Exercise objective. Extract, from the listing that follows, each line containing the word "Video".

Data for this exercise.
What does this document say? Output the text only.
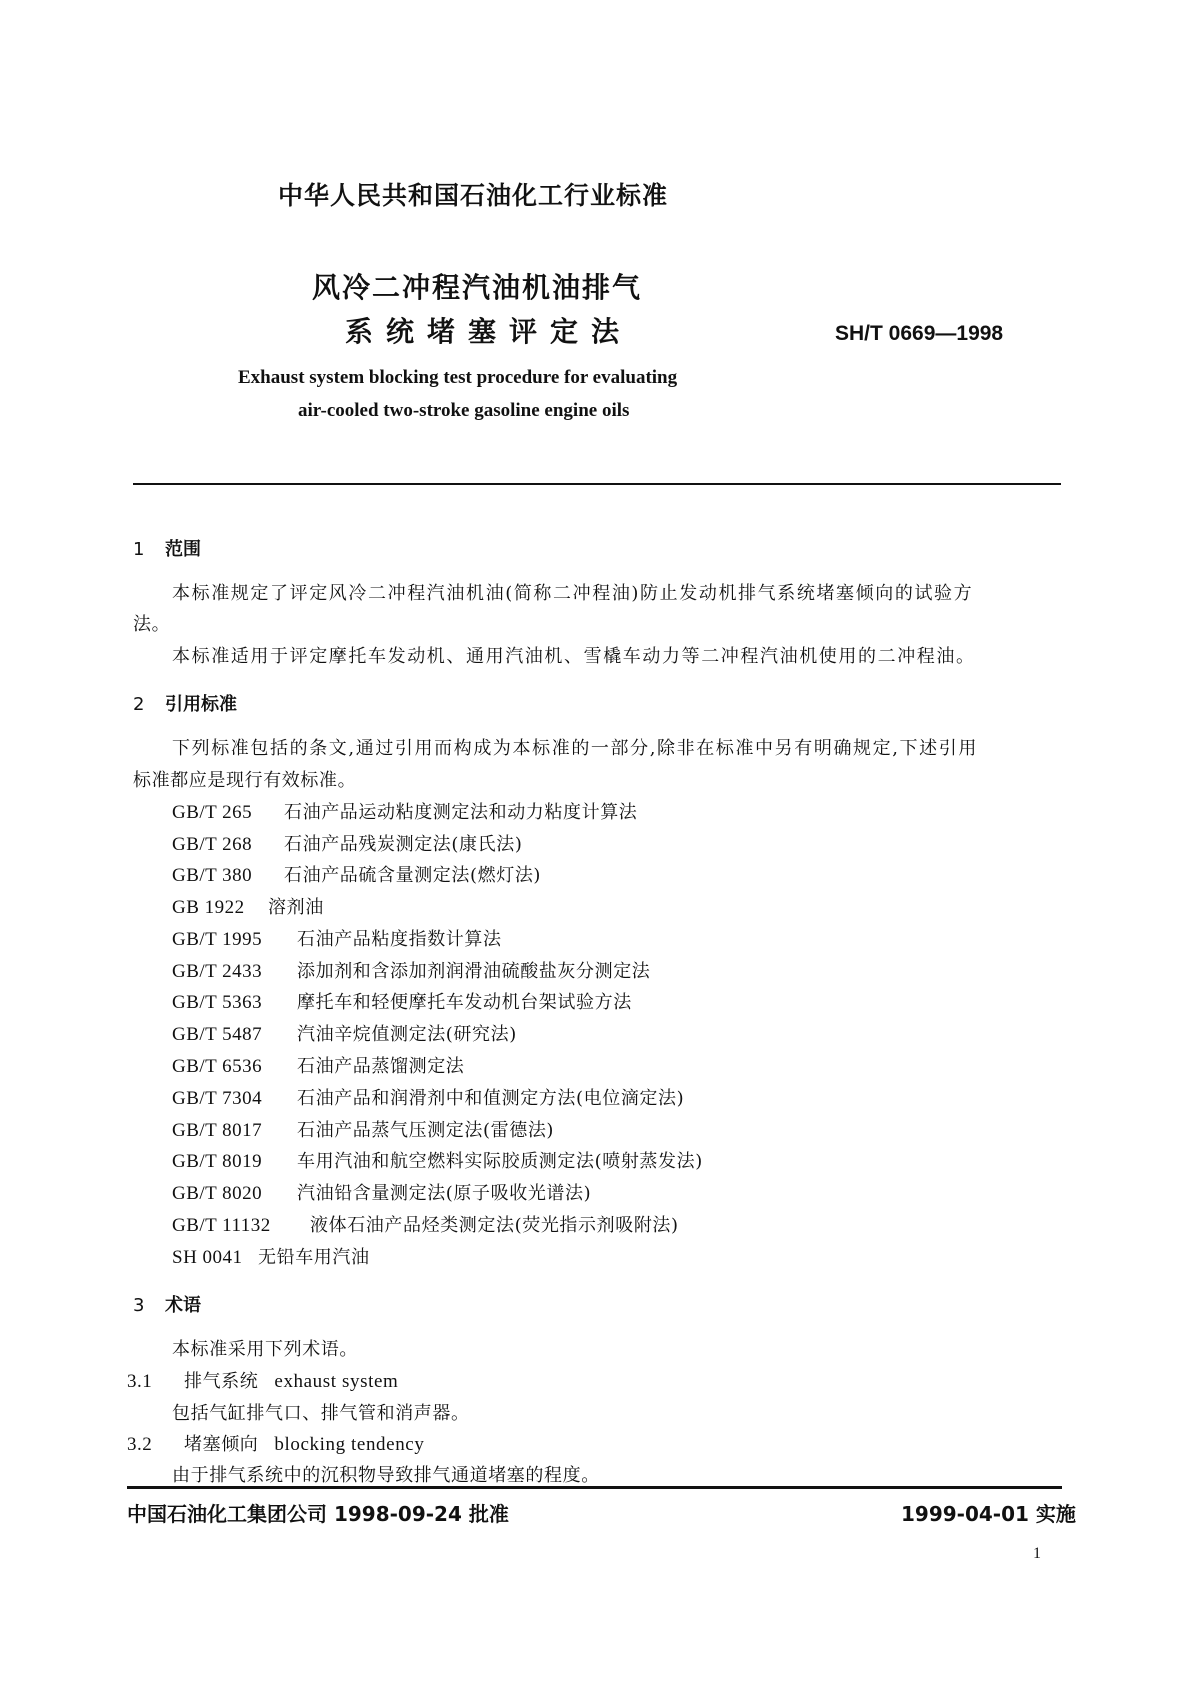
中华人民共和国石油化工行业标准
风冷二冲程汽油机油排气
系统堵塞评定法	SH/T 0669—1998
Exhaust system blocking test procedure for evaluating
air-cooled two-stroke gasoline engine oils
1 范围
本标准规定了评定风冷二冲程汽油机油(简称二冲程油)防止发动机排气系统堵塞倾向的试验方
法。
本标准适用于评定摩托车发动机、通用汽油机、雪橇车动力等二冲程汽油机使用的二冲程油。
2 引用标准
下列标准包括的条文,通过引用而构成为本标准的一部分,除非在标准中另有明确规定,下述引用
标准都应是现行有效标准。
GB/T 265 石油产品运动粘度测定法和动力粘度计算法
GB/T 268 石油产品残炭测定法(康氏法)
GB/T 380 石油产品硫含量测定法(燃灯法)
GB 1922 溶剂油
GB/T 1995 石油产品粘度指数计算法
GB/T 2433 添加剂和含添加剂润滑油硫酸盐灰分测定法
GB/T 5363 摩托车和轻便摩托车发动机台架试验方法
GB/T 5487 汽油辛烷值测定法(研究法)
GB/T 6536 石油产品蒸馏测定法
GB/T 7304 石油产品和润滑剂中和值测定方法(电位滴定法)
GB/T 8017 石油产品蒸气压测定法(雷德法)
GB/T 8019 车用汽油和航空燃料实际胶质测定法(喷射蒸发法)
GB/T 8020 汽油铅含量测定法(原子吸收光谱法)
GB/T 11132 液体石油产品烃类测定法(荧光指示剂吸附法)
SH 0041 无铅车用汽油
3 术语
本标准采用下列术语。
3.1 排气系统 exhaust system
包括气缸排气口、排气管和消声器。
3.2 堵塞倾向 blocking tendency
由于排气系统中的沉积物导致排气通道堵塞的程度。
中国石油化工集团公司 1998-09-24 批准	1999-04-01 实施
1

...

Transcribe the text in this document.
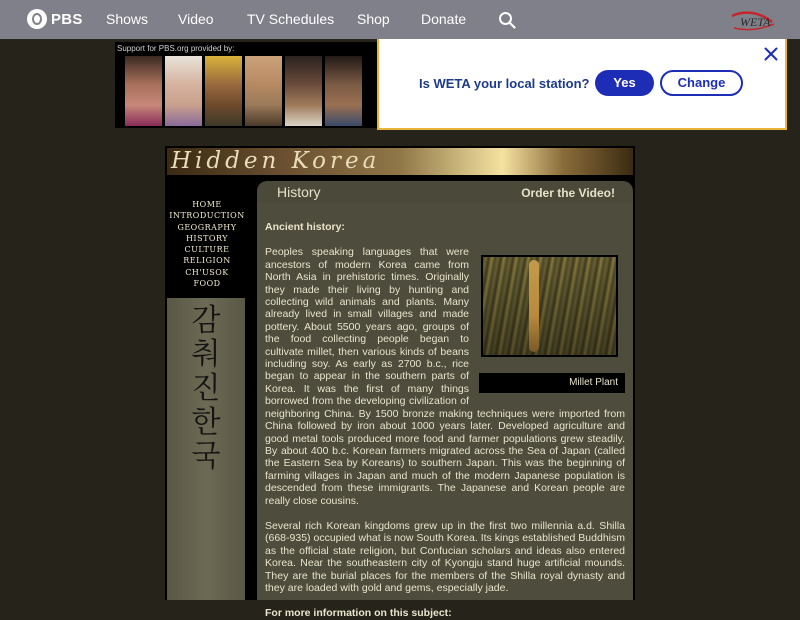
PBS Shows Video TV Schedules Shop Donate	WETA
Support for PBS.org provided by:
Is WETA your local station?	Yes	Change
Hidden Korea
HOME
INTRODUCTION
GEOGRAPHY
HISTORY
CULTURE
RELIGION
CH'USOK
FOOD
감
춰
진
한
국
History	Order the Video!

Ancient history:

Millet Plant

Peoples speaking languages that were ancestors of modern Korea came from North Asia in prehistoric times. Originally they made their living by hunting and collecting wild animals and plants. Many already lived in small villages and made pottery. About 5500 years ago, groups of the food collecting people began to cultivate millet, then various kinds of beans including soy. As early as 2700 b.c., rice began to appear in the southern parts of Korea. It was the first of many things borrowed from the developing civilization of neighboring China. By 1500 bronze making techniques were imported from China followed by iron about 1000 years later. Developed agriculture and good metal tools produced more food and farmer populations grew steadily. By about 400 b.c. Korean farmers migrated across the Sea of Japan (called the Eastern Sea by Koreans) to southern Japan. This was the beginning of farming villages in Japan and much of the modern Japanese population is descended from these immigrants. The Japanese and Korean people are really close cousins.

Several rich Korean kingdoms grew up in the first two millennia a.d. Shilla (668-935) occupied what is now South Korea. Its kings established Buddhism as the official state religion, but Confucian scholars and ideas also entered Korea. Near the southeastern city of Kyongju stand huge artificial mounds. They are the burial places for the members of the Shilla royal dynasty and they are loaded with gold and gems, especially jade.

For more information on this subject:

The answer.
PBS Shows Video TV Schedules Shop Donate	WETA
History	Order the Video!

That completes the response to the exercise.